Scan the lines below for "ylabel"; report the number of lines that contain it, and only that.

═══ MATERIAL TO PROCESS

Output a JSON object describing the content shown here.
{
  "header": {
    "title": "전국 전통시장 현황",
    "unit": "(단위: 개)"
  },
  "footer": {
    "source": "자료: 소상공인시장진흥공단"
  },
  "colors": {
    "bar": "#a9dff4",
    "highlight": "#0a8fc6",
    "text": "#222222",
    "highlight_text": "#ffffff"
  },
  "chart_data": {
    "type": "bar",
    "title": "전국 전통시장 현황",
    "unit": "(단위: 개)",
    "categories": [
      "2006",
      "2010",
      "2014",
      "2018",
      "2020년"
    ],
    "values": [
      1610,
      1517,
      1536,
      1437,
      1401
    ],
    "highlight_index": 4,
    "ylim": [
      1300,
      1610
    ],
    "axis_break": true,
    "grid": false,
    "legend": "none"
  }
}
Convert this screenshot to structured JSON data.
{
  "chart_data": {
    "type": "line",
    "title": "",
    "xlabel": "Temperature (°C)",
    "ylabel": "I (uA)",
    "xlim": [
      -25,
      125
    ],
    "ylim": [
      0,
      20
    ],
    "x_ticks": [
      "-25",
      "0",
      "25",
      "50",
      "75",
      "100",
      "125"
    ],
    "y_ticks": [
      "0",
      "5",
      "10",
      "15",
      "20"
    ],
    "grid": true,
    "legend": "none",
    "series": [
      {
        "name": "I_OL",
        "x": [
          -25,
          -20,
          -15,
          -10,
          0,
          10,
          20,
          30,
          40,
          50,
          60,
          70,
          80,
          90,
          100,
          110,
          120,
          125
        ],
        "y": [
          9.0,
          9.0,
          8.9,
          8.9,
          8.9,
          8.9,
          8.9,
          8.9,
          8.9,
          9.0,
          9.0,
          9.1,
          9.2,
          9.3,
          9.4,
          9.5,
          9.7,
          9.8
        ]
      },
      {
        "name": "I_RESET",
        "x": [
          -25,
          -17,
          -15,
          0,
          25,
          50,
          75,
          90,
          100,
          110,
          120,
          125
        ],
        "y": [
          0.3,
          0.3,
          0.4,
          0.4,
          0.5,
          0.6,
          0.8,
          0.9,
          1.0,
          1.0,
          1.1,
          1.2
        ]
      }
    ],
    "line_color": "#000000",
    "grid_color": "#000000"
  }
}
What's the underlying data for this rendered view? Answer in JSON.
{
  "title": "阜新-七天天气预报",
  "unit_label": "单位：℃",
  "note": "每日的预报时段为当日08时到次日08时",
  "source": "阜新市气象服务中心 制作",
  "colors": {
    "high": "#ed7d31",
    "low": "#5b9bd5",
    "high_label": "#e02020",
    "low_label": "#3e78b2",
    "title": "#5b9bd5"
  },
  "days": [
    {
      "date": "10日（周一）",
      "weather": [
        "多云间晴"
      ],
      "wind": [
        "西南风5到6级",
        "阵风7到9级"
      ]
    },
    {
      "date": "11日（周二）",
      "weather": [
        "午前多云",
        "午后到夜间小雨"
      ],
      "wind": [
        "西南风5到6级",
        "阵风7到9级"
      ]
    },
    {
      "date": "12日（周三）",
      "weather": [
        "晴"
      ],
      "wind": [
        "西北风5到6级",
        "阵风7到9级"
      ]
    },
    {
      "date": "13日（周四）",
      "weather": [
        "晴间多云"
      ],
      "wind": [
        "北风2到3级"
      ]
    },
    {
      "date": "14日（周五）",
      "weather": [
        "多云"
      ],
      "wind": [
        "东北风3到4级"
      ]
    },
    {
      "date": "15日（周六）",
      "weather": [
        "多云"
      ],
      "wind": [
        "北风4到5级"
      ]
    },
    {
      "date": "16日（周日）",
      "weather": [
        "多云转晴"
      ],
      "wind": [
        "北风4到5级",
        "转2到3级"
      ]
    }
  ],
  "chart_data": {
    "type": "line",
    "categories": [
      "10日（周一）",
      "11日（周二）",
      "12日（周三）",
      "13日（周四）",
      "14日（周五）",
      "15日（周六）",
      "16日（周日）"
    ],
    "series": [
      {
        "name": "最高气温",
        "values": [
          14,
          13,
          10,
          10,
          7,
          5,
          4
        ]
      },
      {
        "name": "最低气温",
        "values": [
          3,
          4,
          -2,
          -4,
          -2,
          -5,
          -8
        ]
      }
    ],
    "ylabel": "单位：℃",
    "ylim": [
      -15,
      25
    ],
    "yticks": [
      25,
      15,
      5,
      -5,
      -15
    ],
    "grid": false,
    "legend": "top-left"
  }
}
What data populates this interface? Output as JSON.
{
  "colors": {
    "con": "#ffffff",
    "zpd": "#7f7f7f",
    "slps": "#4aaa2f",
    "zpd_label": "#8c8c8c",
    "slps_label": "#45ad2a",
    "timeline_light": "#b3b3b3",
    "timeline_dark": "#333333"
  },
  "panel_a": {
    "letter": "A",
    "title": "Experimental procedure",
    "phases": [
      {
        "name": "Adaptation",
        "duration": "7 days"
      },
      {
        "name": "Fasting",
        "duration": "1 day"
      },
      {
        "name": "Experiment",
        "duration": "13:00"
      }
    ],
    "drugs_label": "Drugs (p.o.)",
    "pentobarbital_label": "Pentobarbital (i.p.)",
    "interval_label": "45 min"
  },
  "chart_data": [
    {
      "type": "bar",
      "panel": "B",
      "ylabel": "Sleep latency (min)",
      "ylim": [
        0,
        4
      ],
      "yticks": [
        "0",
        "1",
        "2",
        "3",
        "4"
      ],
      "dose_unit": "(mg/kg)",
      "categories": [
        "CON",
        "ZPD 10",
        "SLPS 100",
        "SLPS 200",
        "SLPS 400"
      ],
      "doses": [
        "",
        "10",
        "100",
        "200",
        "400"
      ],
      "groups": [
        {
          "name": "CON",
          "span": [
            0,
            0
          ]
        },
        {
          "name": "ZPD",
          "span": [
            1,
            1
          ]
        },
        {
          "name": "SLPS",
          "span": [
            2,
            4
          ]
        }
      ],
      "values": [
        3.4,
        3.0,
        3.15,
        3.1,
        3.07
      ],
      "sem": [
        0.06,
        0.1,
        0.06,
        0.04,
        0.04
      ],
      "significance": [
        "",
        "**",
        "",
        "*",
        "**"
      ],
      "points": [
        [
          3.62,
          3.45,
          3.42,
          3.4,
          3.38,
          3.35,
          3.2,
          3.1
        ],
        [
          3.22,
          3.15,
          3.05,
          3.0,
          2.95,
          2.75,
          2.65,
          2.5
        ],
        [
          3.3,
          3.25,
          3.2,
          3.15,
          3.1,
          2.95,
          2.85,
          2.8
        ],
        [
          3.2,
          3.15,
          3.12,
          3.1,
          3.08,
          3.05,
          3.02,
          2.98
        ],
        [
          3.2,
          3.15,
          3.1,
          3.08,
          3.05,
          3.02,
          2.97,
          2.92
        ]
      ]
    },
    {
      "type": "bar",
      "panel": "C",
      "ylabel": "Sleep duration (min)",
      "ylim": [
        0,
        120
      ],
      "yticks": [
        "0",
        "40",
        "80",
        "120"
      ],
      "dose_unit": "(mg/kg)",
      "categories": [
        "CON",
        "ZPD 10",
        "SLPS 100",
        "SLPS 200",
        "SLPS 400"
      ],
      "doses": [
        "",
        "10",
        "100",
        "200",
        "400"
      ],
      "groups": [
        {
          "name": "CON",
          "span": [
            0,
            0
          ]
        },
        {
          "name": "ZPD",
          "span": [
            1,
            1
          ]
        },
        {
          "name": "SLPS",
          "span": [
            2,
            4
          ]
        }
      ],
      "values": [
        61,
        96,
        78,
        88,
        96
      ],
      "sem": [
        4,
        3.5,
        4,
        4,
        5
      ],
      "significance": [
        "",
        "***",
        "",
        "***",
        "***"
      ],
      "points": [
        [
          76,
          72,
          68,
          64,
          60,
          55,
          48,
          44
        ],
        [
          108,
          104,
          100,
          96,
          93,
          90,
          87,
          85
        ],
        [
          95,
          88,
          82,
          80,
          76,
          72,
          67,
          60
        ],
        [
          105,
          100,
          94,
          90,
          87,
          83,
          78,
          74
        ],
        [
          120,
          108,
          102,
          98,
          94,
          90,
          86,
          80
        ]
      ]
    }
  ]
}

══════

**RIGHT ANSWER:**
4